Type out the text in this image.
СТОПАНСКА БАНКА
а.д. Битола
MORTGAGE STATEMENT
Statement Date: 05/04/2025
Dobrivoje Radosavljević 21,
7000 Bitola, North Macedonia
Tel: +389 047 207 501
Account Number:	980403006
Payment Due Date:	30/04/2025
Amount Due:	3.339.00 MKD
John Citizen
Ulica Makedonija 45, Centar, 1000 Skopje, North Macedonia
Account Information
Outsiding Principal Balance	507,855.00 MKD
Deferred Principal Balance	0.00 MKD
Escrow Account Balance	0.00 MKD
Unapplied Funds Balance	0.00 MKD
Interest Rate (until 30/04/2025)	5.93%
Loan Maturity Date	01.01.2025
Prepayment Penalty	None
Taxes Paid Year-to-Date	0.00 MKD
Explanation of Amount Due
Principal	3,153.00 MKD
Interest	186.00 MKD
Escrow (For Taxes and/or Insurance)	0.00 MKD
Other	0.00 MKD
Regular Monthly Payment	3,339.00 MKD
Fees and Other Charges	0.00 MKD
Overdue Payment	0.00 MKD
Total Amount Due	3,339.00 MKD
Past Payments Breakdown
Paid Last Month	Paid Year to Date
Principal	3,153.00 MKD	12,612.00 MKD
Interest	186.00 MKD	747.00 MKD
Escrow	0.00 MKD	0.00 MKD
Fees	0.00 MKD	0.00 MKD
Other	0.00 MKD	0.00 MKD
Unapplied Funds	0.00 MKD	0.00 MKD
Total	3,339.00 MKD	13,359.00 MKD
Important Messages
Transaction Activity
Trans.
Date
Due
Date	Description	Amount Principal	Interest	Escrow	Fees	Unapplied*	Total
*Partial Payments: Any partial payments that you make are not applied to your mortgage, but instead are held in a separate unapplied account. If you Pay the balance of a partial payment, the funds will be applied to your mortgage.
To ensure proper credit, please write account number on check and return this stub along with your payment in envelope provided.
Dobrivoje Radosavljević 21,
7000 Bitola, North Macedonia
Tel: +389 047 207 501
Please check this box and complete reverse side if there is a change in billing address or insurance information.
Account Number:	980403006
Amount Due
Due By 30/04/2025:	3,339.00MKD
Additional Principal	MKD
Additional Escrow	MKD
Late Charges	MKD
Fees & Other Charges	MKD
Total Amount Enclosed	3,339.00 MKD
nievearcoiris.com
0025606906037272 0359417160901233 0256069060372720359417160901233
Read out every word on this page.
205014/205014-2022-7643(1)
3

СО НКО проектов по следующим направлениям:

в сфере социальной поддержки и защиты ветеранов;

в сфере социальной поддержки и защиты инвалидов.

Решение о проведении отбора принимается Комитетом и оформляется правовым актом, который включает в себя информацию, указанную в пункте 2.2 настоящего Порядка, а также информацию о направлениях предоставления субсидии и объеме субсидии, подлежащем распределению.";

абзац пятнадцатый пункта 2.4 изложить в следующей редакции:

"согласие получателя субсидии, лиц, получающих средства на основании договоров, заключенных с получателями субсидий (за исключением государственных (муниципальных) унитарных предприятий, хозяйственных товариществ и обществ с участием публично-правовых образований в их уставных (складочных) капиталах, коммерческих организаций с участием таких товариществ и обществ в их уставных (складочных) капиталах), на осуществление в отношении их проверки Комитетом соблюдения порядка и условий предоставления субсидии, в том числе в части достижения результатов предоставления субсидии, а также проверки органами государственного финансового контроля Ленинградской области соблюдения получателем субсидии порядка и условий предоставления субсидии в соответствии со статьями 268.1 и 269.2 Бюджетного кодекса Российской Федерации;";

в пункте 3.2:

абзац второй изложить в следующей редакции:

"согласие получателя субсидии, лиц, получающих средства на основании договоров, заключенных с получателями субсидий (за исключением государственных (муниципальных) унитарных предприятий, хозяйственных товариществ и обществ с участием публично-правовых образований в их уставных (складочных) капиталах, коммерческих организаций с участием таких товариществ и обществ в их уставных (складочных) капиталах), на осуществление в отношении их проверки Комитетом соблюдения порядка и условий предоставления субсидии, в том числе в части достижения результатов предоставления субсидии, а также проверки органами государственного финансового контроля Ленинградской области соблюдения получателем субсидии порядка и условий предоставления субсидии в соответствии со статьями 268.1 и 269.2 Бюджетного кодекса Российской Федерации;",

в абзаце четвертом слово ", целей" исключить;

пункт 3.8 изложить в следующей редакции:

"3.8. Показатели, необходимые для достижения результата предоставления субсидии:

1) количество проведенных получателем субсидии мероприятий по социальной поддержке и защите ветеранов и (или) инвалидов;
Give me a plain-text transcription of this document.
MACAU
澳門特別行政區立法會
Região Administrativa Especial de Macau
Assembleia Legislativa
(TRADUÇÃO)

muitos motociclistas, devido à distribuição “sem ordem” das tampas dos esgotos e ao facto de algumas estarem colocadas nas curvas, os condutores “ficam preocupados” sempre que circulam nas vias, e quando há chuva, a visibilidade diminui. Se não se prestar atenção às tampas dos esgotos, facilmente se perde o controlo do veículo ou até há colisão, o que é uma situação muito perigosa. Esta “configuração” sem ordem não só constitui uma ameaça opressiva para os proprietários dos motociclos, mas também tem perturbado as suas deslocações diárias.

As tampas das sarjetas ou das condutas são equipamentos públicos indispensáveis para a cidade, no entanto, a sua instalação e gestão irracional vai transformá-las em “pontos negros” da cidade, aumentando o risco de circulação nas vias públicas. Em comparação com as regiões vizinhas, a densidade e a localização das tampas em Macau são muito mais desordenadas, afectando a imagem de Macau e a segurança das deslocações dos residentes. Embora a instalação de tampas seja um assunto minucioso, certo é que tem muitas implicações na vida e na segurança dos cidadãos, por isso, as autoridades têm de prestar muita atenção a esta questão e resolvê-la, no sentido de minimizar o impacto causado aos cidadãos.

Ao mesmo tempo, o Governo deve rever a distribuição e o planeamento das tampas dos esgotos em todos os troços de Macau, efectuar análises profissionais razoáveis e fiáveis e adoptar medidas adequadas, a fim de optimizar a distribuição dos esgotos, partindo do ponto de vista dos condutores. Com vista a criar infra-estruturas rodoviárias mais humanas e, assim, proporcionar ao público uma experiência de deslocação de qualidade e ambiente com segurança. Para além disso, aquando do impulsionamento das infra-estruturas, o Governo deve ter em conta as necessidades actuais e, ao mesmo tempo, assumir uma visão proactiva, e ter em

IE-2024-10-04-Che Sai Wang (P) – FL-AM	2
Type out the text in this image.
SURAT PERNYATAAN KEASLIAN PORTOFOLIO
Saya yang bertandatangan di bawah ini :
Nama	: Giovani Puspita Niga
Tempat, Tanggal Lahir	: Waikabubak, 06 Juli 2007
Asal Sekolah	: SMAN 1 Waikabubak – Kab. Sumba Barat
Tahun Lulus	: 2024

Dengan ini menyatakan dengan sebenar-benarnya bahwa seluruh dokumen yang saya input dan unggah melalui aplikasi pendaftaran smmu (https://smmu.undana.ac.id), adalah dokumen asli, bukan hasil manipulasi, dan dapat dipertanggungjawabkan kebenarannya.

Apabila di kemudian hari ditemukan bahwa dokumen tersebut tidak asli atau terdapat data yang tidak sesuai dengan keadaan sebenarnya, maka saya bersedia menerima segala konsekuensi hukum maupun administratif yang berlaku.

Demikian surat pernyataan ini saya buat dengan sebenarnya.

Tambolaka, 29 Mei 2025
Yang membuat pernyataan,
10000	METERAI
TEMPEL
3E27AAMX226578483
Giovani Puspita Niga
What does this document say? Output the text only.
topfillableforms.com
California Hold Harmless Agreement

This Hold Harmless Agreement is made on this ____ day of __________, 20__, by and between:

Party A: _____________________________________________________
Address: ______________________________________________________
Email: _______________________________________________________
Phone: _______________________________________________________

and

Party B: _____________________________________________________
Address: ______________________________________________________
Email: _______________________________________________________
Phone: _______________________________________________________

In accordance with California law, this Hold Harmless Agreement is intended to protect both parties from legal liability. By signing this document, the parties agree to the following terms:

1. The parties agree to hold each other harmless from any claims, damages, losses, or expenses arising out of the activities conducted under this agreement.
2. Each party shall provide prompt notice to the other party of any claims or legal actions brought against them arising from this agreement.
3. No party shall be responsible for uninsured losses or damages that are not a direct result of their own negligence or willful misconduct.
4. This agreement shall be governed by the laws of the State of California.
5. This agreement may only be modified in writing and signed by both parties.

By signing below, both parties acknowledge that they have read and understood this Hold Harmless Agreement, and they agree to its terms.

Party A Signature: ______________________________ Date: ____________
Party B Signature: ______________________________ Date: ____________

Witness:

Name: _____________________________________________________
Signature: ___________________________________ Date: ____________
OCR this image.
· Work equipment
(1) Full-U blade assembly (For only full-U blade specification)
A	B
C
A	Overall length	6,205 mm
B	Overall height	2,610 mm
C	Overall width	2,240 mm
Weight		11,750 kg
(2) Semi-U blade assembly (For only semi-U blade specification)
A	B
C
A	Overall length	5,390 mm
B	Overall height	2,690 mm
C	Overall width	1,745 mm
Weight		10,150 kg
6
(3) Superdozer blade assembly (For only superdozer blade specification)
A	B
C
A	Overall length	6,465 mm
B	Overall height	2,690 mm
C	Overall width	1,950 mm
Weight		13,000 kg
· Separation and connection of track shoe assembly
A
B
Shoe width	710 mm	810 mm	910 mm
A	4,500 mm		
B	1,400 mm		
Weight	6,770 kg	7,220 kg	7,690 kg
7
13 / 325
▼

· · · · · · ·

▶ _Directive_
Report how many lines in the listing above include the word "length". Give nothing but the number.

▶ _Correct output_
3